§ WHAT THE TASK REQUIRES
Look through the data below and return each line where "εἶχε" appears.

§ RAW DATA
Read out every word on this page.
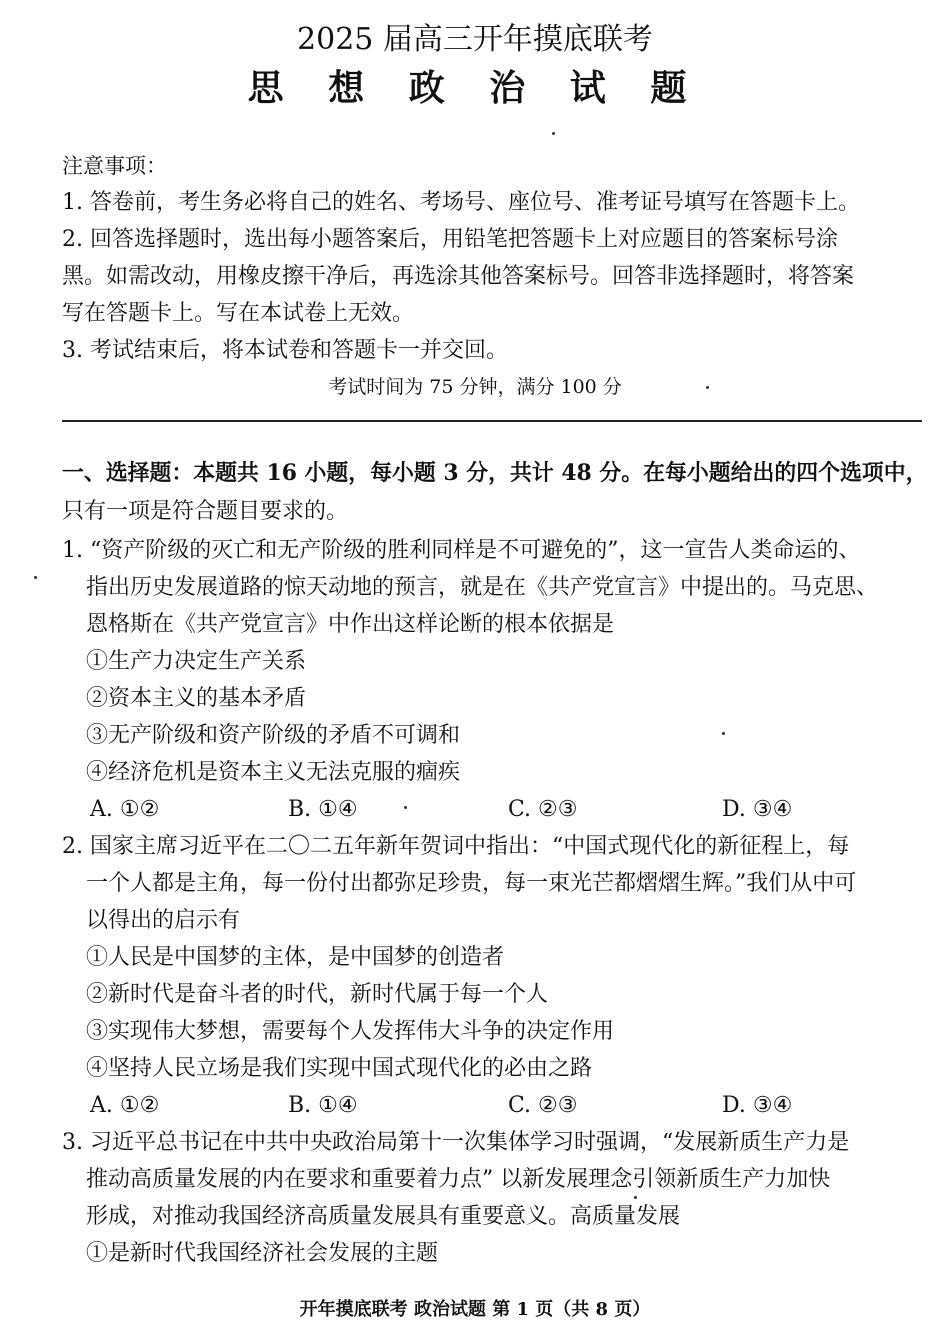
2025 届高三开年摸底联考
思 想 政 治 试 题
注意事项：
1. 答卷前，考生务必将自己的姓名、考场号、座位号、准考证号填写在答题卡上。
2. 回答选择题时，选出每小题答案后，用铅笔把答题卡上对应题目的答案标号涂
黑。如需改动，用橡皮擦干净后，再选涂其他答案标号。回答非选择题时，将答案
写在答题卡上。写在本试卷上无效。
3. 考试结束后，将本试卷和答题卡一并交回。
考试时间为 75 分钟，满分 100 分
一、选择题：本题共 16 小题，每小题 3 分，共计 48 分。在每小题给出的四个选项中，
只有一项是符合题目要求的。
1. “资产阶级的灭亡和无产阶级的胜利同样是不可避免的”，这一宣告人类命运的、
指出历史发展道路的惊天动地的预言，就是在《共产党宣言》中提出的。马克思、
恩格斯在《共产党宣言》中作出这样论断的根本依据是
①生产力决定生产关系
②资本主义的基本矛盾
③无产阶级和资产阶级的矛盾不可调和
④经济危机是资本主义无法克服的痼疾
A. ①②	B. ①④	C. ②③	D. ③④
2. 国家主席习近平在二〇二五年新年贺词中指出：“中国式现代化的新征程上，每
一个人都是主角，每一份付出都弥足珍贵，每一束光芒都熠熠生辉。”我们从中可
以得出的启示有
①人民是中国梦的主体，是中国梦的创造者
②新时代是奋斗者的时代，新时代属于每一个人
③实现伟大梦想，需要每个人发挥伟大斗争的决定作用
④坚持人民立场是我们实现中国式现代化的必由之路
A. ①②	B. ①④	C. ②③	D. ③④
3. 习近平总书记在中共中央政治局第十一次集体学习时强调，“发展新质生产力是
推动高质量发展的内在要求和重要着力点” 以新发展理念引领新质生产力加快
形成，对推动我国经济高质量发展具有重要意义。高质量发展
①是新时代我国经济社会发展的主题
开年摸底联考 政治试题 第 1 页（共 8 页）
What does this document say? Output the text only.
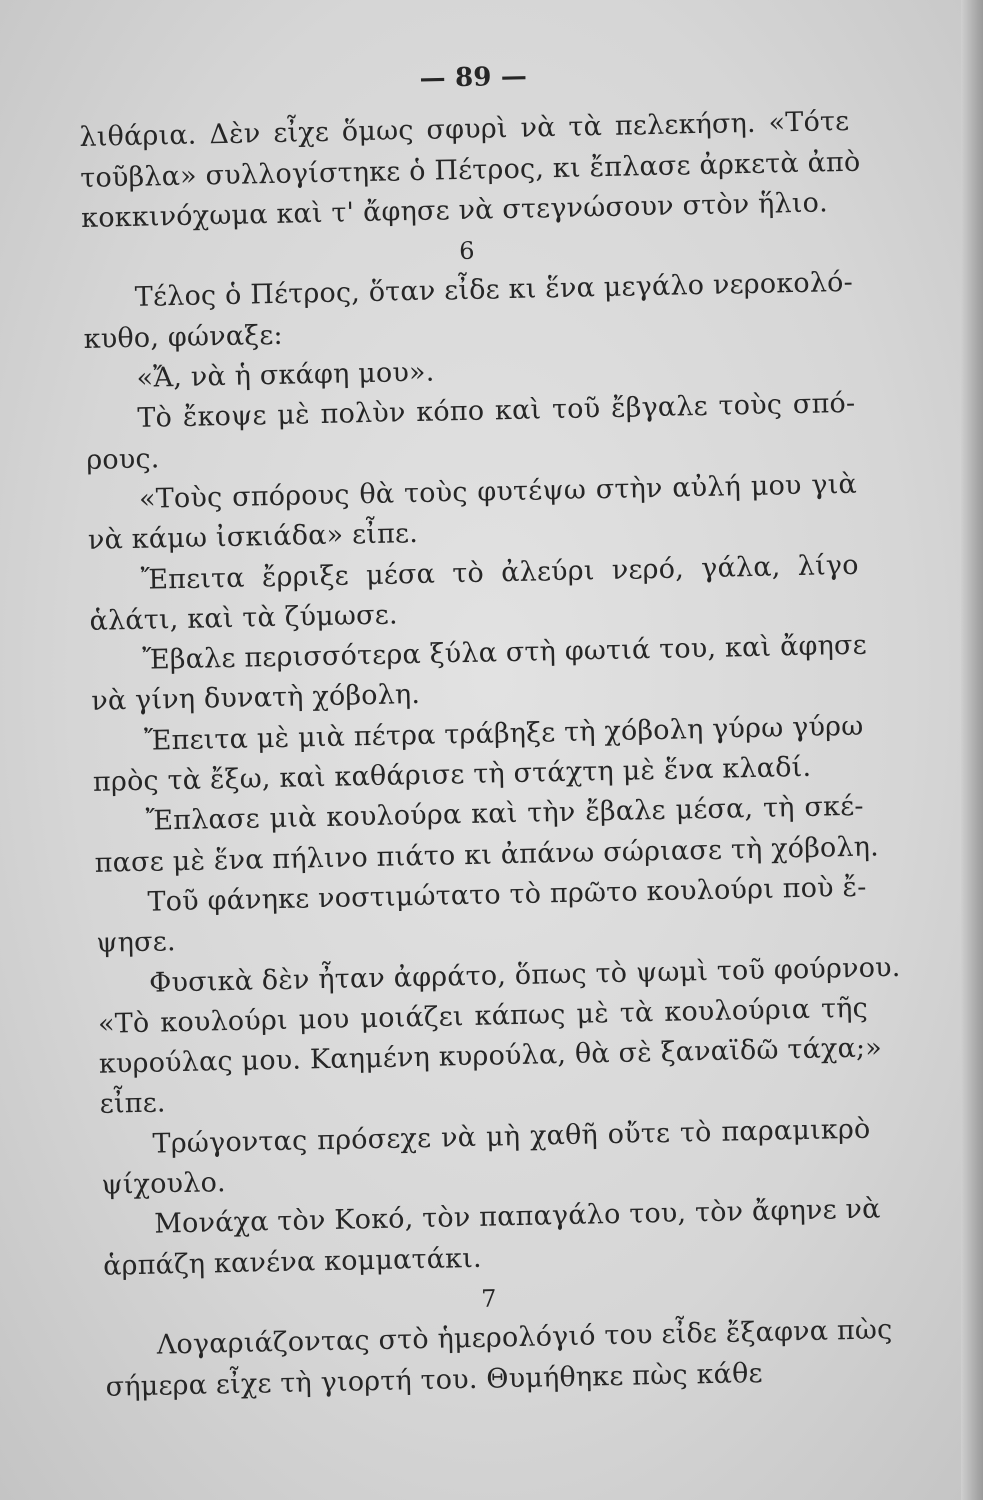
— 89 —
λιθάρια. Δὲν εἶχε ὅμως σφυρὶ νὰ τὰ πελεκήση. «Τότε
τοῦβλα» συλλογίστηκε ὁ Πέτρος, κι ἔπλασε ἀρκετὰ ἀπὸ
κοκκινόχωμα καὶ τ' ἄφησε νὰ στεγνώσουν στὸν ἥλιο.
6
Τέλος ὁ Πέτρος, ὅταν εἶδε κι ἕνα μεγάλο νεροκολό-
κυθο, φώναξε:
«Ἄ, νὰ ἡ σκάφη μου».
Τὸ ἔκοψε μὲ πολὺν κόπο καὶ τοῦ ἔβγαλε τοὺς σπό-
ρους.
«Τοὺς σπόρους θὰ τοὺς φυτέψω στὴν αὐλή μου γιὰ
νὰ κάμω ἰσκιάδα» εἶπε.
Ἔπειτα ἔρριξε μέσα τὸ ἀλεύρι νερό, γάλα, λίγο
ἁλάτι, καὶ τὰ ζύμωσε.
Ἔβαλε περισσότερα ξύλα στὴ φωτιά του, καὶ ἄφησε
νὰ γίνη δυνατὴ χόβολη.
Ἔπειτα μὲ μιὰ πέτρα τράβηξε τὴ χόβολη γύρω γύρω
πρὸς τὰ ἔξω, καὶ καθάρισε τὴ στάχτη μὲ ἕνα κλαδί.
Ἔπλασε μιὰ κουλούρα καὶ τὴν ἔβαλε μέσα, τὴ σκέ-
πασε μὲ ἕνα πήλινο πιάτο κι ἀπάνω σώριασε τὴ χόβολη.
Τοῦ φάνηκε νοστιμώτατο τὸ πρῶτο κουλούρι ποὺ ἔ-
ψησε.
Φυσικὰ δὲν ἦταν ἀφράτο, ὅπως τὸ ψωμὶ τοῦ φούρνου.
«Τὸ κουλούρι μου μοιάζει κάπως μὲ τὰ κουλούρια τῆς
κυρούλας μου. Καημένη κυρούλα, θὰ σὲ ξαναϊδῶ τάχα;»
εἶπε.
Τρώγοντας πρόσεχε νὰ μὴ χαθῆ οὔτε τὸ παραμικρὸ
ψίχουλο.
Μονάχα τὸν Κοκό, τὸν παπαγάλο του, τὸν ἄφηνε νὰ
ἁρπάζη κανένα κομματάκι.
7
Λογαριάζοντας στὸ ἡμερολόγιό του εἶδε ἔξαφνα πὼς
σήμερα εἶχε τὴ γιορτή του. Θυμήθηκε πὼς κάθε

§ OUTPUT OF THE TASK
λιθάρια. Δὲν εἶχε ὅμως σφυρὶ νὰ τὰ πελεκήση. «Τότε
σήμερα εἶχε τὴ γιορτή του. Θυμήθηκε πὼς κάθε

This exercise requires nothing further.